Rows from a figure dataset
— START —

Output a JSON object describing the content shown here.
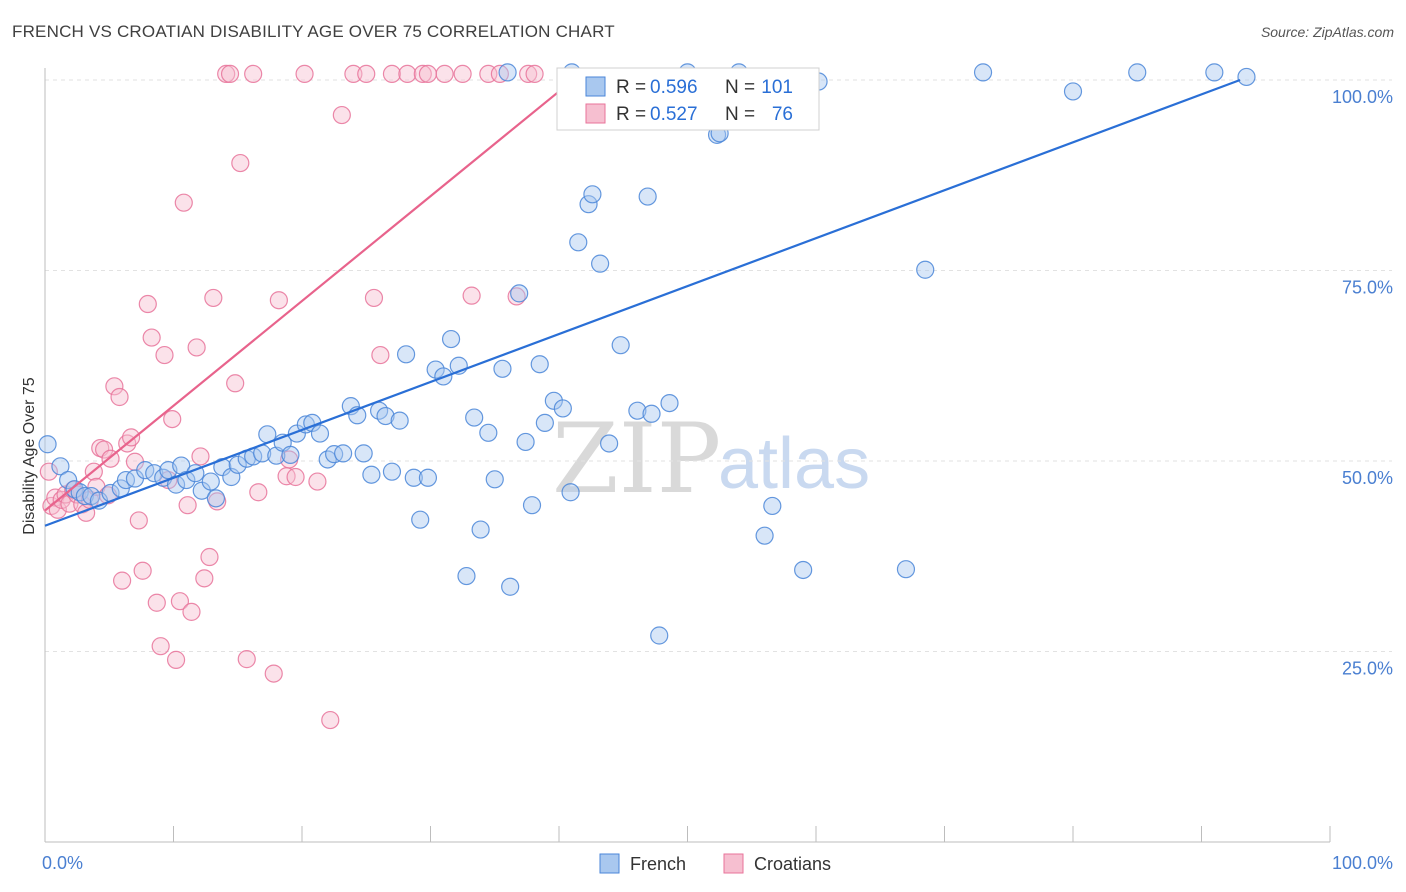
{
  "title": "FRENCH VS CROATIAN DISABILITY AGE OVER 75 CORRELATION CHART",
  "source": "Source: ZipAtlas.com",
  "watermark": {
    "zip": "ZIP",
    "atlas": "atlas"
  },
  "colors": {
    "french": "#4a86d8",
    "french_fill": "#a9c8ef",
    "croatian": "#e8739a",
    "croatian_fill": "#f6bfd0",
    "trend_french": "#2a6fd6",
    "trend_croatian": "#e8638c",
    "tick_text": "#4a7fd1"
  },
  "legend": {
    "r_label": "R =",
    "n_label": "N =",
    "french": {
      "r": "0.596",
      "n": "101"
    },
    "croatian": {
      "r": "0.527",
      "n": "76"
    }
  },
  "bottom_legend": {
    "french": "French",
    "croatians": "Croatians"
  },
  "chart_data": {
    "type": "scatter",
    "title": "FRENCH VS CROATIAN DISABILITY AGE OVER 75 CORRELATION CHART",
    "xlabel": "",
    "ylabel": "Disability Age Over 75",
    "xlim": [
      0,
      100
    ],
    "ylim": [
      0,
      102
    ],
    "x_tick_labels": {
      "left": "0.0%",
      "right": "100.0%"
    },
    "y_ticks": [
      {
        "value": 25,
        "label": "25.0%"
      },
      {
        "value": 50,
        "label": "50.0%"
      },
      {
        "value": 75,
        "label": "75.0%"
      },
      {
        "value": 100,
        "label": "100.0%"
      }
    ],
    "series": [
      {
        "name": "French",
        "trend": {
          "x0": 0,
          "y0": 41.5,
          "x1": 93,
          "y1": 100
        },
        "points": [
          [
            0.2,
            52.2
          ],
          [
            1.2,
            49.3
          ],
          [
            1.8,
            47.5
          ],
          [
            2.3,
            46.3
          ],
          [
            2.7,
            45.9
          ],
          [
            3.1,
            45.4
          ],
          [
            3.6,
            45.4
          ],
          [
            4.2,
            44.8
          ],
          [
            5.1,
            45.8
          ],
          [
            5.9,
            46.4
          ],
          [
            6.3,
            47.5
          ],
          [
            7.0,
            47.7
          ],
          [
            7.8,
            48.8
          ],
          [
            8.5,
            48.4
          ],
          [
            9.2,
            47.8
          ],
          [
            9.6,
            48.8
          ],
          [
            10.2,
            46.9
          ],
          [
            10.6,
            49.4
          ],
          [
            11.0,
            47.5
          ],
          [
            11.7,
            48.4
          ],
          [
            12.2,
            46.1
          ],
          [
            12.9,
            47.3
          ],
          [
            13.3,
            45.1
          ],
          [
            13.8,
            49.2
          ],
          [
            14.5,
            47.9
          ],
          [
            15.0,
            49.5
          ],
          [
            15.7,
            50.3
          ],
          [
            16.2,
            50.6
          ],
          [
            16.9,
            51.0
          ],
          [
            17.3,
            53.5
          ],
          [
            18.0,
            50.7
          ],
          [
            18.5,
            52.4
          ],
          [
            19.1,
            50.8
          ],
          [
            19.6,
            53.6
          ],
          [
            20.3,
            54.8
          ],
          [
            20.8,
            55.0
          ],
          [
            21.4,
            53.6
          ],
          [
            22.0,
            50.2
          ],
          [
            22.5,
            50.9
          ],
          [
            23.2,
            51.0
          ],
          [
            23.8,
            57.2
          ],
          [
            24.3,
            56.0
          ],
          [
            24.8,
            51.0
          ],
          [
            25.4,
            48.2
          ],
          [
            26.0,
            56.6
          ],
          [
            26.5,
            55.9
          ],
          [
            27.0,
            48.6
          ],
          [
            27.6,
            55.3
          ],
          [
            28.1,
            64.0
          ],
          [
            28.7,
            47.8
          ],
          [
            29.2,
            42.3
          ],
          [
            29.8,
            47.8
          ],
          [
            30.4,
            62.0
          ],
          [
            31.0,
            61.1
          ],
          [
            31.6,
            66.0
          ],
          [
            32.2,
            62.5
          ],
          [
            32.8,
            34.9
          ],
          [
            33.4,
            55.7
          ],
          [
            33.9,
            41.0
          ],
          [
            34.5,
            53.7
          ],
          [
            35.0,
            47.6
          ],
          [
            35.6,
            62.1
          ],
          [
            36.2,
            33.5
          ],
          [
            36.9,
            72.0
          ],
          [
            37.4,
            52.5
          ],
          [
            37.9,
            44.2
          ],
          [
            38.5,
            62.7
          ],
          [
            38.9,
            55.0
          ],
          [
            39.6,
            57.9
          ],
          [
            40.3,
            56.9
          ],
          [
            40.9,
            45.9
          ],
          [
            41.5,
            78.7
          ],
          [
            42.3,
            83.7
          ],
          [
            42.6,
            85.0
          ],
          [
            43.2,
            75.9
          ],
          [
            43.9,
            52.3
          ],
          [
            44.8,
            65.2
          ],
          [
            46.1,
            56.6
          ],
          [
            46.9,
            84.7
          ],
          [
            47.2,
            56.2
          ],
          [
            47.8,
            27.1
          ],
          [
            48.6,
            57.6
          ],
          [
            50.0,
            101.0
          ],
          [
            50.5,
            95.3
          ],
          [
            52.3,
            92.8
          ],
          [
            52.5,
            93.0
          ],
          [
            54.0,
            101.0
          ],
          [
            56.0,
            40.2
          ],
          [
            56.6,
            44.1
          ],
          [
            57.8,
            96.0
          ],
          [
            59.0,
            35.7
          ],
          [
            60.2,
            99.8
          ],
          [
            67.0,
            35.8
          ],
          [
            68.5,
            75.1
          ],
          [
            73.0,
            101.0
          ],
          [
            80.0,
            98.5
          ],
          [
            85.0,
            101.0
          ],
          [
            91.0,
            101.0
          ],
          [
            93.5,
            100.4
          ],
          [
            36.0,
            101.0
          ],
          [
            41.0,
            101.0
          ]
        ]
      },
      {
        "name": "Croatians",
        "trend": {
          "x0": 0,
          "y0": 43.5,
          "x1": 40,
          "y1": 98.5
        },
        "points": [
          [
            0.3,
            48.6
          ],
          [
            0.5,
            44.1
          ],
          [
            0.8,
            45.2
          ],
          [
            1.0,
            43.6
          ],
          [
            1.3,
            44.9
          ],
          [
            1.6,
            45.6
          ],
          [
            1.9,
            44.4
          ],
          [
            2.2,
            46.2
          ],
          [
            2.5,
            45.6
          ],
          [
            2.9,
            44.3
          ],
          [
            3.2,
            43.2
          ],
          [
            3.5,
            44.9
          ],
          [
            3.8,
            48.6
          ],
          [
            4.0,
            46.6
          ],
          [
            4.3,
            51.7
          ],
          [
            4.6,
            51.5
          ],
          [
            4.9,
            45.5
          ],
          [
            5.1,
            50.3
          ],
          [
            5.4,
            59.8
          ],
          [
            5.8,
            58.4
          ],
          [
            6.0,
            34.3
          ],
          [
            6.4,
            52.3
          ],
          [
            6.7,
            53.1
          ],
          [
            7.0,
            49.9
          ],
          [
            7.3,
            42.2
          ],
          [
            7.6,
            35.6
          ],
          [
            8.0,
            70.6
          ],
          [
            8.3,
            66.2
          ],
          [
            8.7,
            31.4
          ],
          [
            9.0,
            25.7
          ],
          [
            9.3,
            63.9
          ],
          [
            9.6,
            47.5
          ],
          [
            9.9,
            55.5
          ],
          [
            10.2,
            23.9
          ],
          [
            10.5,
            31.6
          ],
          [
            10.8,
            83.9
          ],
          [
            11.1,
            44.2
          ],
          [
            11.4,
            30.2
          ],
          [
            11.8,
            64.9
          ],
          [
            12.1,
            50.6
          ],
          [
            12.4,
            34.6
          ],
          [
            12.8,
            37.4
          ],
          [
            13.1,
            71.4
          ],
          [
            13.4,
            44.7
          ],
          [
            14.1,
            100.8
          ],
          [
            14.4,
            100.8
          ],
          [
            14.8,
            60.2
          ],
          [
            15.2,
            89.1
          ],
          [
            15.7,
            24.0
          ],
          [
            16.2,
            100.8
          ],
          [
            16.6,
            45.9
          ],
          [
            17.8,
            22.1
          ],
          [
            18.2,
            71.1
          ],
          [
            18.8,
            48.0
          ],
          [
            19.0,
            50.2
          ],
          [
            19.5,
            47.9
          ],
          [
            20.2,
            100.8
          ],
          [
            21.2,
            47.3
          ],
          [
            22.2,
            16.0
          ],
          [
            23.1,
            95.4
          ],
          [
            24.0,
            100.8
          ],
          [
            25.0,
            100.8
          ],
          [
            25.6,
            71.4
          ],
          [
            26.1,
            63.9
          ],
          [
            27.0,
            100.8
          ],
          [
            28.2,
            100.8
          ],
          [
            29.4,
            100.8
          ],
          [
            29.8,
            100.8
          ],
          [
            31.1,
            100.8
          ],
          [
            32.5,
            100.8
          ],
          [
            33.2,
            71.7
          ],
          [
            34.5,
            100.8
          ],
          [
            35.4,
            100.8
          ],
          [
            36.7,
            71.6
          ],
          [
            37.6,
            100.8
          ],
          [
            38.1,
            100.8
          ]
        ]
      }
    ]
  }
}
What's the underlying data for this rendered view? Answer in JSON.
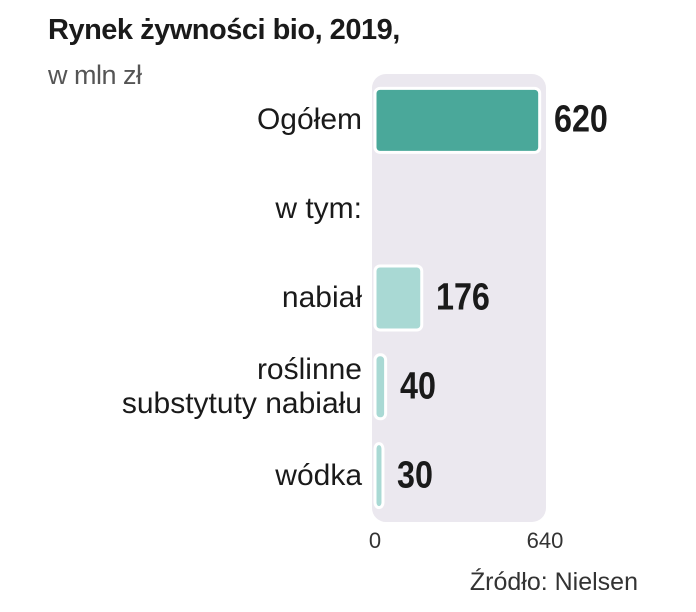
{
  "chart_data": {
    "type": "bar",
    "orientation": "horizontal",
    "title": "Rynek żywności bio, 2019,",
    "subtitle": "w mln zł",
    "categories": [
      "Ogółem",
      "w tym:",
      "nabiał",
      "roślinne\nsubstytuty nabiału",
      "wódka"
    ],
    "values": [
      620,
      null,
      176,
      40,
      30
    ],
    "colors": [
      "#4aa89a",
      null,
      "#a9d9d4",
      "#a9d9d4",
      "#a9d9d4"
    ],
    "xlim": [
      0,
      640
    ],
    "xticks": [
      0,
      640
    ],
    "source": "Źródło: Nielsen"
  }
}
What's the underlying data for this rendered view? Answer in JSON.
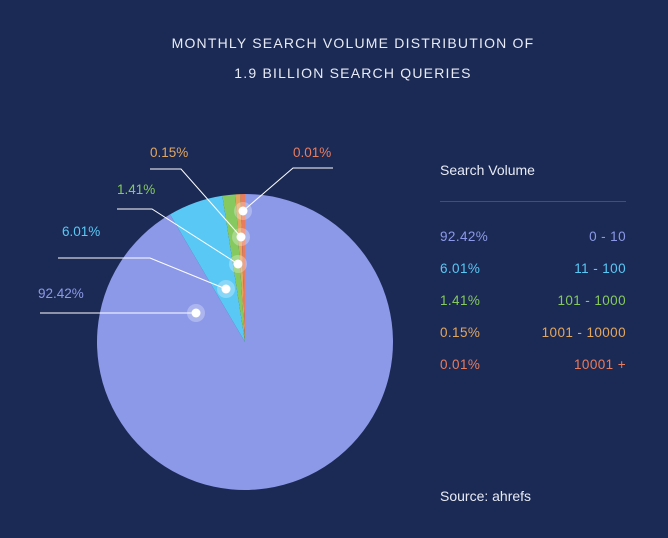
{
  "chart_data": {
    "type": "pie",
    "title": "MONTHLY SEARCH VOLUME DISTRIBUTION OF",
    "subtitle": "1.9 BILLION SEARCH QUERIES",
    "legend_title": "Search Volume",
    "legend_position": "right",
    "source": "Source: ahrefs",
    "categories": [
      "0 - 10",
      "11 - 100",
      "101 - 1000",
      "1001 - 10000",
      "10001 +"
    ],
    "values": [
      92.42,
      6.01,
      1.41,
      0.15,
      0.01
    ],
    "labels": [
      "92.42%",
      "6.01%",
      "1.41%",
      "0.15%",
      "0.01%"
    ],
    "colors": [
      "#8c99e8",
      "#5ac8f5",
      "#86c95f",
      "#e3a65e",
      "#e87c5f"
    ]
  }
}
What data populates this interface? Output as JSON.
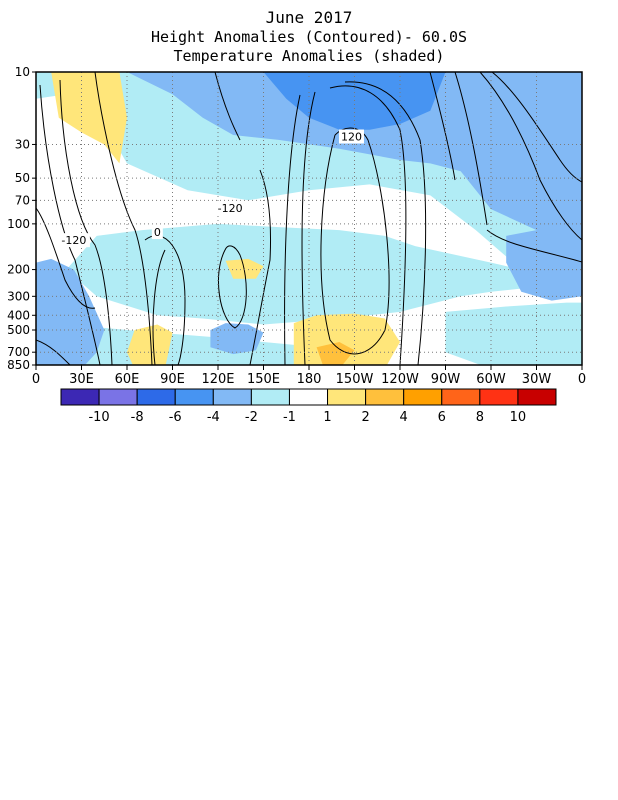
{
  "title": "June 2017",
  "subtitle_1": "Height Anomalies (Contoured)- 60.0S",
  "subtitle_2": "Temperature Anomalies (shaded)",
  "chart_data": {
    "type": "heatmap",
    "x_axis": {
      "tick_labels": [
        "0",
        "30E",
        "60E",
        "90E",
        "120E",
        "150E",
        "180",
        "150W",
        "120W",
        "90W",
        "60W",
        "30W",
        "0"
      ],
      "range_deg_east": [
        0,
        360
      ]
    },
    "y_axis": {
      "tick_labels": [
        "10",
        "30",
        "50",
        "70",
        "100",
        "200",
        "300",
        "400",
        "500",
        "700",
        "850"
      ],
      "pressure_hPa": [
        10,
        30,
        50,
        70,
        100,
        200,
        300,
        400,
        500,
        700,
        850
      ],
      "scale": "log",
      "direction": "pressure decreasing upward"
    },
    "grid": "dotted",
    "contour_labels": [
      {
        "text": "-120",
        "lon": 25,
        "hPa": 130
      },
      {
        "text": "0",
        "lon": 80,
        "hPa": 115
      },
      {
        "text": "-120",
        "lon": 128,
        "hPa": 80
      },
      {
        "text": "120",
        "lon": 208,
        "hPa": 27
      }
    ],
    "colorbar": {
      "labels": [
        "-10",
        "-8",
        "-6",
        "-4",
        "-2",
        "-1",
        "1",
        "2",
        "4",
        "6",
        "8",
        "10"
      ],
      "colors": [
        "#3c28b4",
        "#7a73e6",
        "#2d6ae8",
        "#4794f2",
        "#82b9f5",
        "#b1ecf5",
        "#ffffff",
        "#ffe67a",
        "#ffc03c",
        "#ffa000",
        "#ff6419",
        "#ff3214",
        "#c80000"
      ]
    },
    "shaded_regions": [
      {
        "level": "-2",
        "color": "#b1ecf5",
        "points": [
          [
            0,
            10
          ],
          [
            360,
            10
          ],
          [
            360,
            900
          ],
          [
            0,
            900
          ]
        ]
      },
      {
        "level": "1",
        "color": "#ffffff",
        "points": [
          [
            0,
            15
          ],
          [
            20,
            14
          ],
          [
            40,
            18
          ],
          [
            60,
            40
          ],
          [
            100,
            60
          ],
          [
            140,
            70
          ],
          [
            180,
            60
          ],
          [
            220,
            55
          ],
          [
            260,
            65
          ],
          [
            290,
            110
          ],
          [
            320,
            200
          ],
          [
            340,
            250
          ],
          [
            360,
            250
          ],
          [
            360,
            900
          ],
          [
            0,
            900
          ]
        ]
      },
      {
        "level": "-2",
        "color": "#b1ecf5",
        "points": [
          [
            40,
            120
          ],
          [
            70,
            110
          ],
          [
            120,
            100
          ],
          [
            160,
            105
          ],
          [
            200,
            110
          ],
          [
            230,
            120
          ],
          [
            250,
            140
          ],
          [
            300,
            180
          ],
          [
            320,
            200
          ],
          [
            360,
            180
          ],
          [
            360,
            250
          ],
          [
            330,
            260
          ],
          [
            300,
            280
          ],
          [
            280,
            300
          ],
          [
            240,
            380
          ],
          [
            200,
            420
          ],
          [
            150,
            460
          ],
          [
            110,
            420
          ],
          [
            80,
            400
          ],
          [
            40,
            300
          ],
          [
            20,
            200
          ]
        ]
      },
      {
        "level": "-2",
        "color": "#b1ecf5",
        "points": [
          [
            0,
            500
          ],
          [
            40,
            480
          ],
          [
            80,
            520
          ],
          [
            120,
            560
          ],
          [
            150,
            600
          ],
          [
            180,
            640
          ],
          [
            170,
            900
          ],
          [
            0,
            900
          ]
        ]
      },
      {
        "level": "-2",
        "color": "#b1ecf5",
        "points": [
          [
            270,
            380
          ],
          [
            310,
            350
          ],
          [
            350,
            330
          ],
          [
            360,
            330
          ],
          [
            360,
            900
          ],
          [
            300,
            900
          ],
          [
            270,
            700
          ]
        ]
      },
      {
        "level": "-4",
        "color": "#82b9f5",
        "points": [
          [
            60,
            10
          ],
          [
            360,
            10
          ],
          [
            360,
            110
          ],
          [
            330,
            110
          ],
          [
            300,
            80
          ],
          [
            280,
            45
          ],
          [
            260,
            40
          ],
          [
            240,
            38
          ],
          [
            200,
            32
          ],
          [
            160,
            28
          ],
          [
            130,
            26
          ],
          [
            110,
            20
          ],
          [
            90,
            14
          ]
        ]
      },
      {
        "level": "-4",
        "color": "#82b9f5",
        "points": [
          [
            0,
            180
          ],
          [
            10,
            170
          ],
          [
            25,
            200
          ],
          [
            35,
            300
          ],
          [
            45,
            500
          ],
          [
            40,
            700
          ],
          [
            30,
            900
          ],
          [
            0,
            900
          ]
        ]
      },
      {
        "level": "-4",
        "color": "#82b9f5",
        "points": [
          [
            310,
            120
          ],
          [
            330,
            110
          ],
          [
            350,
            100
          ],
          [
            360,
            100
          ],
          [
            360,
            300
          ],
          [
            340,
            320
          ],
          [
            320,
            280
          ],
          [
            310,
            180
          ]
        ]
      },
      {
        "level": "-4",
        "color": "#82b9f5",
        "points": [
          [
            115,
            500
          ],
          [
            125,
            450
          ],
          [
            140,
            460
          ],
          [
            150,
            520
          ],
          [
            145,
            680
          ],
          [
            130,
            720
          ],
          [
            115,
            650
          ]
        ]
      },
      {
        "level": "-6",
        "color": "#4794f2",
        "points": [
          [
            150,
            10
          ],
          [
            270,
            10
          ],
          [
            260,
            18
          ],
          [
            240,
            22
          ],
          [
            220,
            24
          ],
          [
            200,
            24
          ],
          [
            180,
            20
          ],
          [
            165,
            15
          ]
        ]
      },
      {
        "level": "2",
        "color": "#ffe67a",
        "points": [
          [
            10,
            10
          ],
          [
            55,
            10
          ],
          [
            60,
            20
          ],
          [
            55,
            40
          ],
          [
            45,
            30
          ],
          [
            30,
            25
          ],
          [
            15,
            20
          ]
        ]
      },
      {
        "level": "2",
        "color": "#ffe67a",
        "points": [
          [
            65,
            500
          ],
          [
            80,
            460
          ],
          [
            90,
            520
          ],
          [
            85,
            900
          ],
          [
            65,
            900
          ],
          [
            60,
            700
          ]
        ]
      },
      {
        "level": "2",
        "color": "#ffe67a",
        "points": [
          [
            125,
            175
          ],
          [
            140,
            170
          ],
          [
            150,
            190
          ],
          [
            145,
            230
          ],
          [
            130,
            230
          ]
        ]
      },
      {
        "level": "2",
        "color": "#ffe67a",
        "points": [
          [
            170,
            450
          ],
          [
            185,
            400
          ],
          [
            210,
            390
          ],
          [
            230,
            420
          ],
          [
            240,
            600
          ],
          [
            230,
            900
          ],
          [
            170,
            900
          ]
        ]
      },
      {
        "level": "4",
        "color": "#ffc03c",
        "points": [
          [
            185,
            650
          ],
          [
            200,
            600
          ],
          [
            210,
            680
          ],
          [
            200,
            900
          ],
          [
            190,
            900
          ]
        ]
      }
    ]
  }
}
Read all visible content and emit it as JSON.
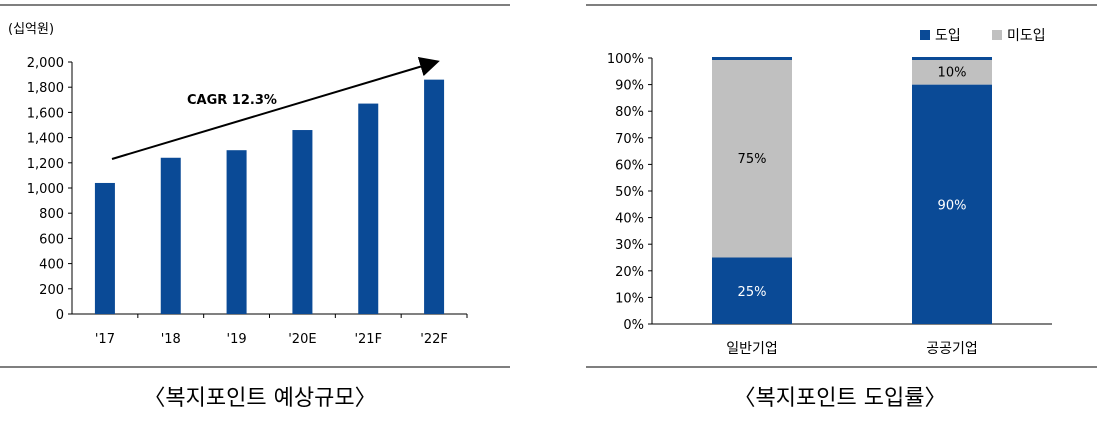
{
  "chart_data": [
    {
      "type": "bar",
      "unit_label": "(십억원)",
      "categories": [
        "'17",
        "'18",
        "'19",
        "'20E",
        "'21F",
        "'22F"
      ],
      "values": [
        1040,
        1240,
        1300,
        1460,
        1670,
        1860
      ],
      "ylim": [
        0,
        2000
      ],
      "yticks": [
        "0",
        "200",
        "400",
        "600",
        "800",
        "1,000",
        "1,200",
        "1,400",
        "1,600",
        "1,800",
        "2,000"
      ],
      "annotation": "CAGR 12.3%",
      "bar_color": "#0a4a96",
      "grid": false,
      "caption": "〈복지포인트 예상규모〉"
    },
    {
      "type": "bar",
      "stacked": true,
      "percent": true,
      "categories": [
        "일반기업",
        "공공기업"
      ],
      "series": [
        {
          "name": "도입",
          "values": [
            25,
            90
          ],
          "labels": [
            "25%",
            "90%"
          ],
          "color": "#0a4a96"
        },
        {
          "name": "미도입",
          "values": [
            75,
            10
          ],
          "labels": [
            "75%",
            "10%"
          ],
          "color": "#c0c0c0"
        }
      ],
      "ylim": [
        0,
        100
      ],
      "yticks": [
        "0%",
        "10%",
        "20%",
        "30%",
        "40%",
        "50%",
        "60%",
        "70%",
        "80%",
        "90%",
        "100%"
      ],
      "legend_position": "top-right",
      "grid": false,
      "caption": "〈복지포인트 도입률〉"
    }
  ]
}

— END —

Pull out every line in the material above where "type" occurs.

Reply to the exercise:
    "type": "scatter",
    "type": "bar",
    "type": "pie",
    "type": "heatmap",
      "type": "bar",
      "type": "bar",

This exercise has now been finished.